[Data excerpts]
------------------------------------------------------------
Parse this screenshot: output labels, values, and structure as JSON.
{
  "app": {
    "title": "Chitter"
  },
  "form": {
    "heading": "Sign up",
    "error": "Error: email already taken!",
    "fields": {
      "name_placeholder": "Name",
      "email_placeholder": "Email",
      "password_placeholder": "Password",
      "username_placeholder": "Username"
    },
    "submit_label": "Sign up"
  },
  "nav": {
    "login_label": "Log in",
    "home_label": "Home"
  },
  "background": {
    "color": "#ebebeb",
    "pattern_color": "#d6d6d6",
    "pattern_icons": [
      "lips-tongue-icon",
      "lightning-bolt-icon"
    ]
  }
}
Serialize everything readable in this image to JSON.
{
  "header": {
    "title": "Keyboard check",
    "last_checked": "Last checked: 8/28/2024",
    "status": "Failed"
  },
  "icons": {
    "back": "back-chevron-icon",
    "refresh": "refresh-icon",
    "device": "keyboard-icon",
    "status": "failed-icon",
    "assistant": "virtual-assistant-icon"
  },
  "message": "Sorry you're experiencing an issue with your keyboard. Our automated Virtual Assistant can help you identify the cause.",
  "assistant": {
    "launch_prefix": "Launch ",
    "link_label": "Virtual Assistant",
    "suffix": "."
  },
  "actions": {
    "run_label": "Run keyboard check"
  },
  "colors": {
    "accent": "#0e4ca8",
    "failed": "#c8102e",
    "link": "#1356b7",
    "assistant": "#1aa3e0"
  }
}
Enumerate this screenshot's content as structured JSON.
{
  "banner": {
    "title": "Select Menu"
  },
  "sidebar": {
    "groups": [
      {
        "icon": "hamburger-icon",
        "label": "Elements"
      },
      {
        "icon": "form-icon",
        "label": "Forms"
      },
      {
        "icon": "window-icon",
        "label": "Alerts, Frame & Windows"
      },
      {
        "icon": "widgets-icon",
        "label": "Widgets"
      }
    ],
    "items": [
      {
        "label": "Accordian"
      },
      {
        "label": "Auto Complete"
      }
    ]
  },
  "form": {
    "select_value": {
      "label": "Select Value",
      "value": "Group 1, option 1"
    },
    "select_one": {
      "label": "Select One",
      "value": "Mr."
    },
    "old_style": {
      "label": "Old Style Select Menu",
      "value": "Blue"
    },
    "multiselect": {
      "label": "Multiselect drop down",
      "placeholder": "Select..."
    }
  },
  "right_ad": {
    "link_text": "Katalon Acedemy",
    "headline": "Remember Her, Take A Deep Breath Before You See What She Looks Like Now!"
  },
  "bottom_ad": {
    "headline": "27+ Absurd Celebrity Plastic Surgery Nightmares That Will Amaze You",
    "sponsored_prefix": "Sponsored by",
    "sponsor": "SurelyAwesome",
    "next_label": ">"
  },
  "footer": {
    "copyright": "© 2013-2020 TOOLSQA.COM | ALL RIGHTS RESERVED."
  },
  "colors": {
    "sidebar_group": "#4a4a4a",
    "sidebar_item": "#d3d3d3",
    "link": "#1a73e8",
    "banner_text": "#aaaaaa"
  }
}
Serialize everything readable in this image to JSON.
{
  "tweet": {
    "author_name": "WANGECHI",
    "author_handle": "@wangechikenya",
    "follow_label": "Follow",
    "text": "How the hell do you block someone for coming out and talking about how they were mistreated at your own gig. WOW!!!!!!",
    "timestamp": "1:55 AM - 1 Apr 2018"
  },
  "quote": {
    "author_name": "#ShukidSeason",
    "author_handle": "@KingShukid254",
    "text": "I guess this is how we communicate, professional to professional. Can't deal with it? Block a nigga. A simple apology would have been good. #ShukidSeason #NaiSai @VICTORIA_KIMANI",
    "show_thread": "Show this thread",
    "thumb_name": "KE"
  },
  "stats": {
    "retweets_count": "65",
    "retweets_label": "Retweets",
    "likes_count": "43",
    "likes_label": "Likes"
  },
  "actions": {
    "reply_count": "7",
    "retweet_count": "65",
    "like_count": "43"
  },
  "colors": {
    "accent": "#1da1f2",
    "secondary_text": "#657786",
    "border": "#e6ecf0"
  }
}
------------------------------------------------------------
[EXERCISE TASK]
All of the data needs to be reproduced exactly, with no line missing.

[COMPLETE ANSWER]
Parse this screenshot: output labels, values, and structure as JSON.
{
  "app": {
    "title": "Chitter"
  },
  "form": {
    "heading": "Sign up",
    "error": "Error: email already taken!",
    "fields": {
      "name_placeholder": "Name",
      "email_placeholder": "Email",
      "password_placeholder": "Password",
      "username_placeholder": "Username"
    },
    "submit_label": "Sign up"
  },
  "nav": {
    "login_label": "Log in",
    "home_label": "Home"
  },
  "background": {
    "color": "#ebebeb",
    "pattern_color": "#d6d6d6",
    "pattern_icons": [
      "lips-tongue-icon",
      "lightning-bolt-icon"
    ]
  }
}
Serialize everything readable in this image to JSON.
{
  "header": {
    "title": "Keyboard check",
    "last_checked": "Last checked: 8/28/2024",
    "status": "Failed"
  },
  "icons": {
    "back": "back-chevron-icon",
    "refresh": "refresh-icon",
    "device": "keyboard-icon",
    "status": "failed-icon",
    "assistant": "virtual-assistant-icon"
  },
  "message": "Sorry you're experiencing an issue with your keyboard. Our automated Virtual Assistant can help you identify the cause.",
  "assistant": {
    "launch_prefix": "Launch ",
    "link_label": "Virtual Assistant",
    "suffix": "."
  },
  "actions": {
    "run_label": "Run keyboard check"
  },
  "colors": {
    "accent": "#0e4ca8",
    "failed": "#c8102e",
    "link": "#1356b7",
    "assistant": "#1aa3e0"
  }
}
Enumerate this screenshot's content as structured JSON.
{
  "banner": {
    "title": "Select Menu"
  },
  "sidebar": {
    "groups": [
      {
        "icon": "hamburger-icon",
        "label": "Elements"
      },
      {
        "icon": "form-icon",
        "label": "Forms"
      },
      {
        "icon": "window-icon",
        "label": "Alerts, Frame & Windows"
      },
      {
        "icon": "widgets-icon",
        "label": "Widgets"
      }
    ],
    "items": [
      {
        "label": "Accordian"
      },
      {
        "label": "Auto Complete"
      }
    ]
  },
  "form": {
    "select_value": {
      "label": "Select Value",
      "value": "Group 1, option 1"
    },
    "select_one": {
      "label": "Select One",
      "value": "Mr."
    },
    "old_style": {
      "label": "Old Style Select Menu",
      "value": "Blue"
    },
    "multiselect": {
      "label": "Multiselect drop down",
      "placeholder": "Select..."
    }
  },
  "right_ad": {
    "link_text": "Katalon Acedemy",
    "headline": "Remember Her, Take A Deep Breath Before You See What She Looks Like Now!"
  },
  "bottom_ad": {
    "headline": "27+ Absurd Celebrity Plastic Surgery Nightmares That Will Amaze You",
    "sponsored_prefix": "Sponsored by",
    "sponsor": "SurelyAwesome",
    "next_label": ">"
  },
  "footer": {
    "copyright": "© 2013-2020 TOOLSQA.COM | ALL RIGHTS RESERVED."
  },
  "colors": {
    "sidebar_group": "#4a4a4a",
    "sidebar_item": "#d3d3d3",
    "link": "#1a73e8",
    "banner_text": "#aaaaaa"
  }
}
Serialize everything readable in this image to JSON.
{
  "tweet": {
    "author_name": "WANGECHI",
    "author_handle": "@wangechikenya",
    "follow_label": "Follow",
    "text": "How the hell do you block someone for coming out and talking about how they were mistreated at your own gig. WOW!!!!!!",
    "timestamp": "1:55 AM - 1 Apr 2018"
  },
  "quote": {
    "author_name": "#ShukidSeason",
    "author_handle": "@KingShukid254",
    "text": "I guess this is how we communicate, professional to professional. Can't deal with it? Block a nigga. A simple apology would have been good. #ShukidSeason #NaiSai @VICTORIA_KIMANI",
    "show_thread": "Show this thread",
    "thumb_name": "KE"
  },
  "stats": {
    "retweets_count": "65",
    "retweets_label": "Retweets",
    "likes_count": "43",
    "likes_label": "Likes"
  },
  "actions": {
    "reply_count": "7",
    "retweet_count": "65",
    "like_count": "43"
  },
  "colors": {
    "accent": "#1da1f2",
    "secondary_text": "#657786",
    "border": "#e6ecf0"
  }
}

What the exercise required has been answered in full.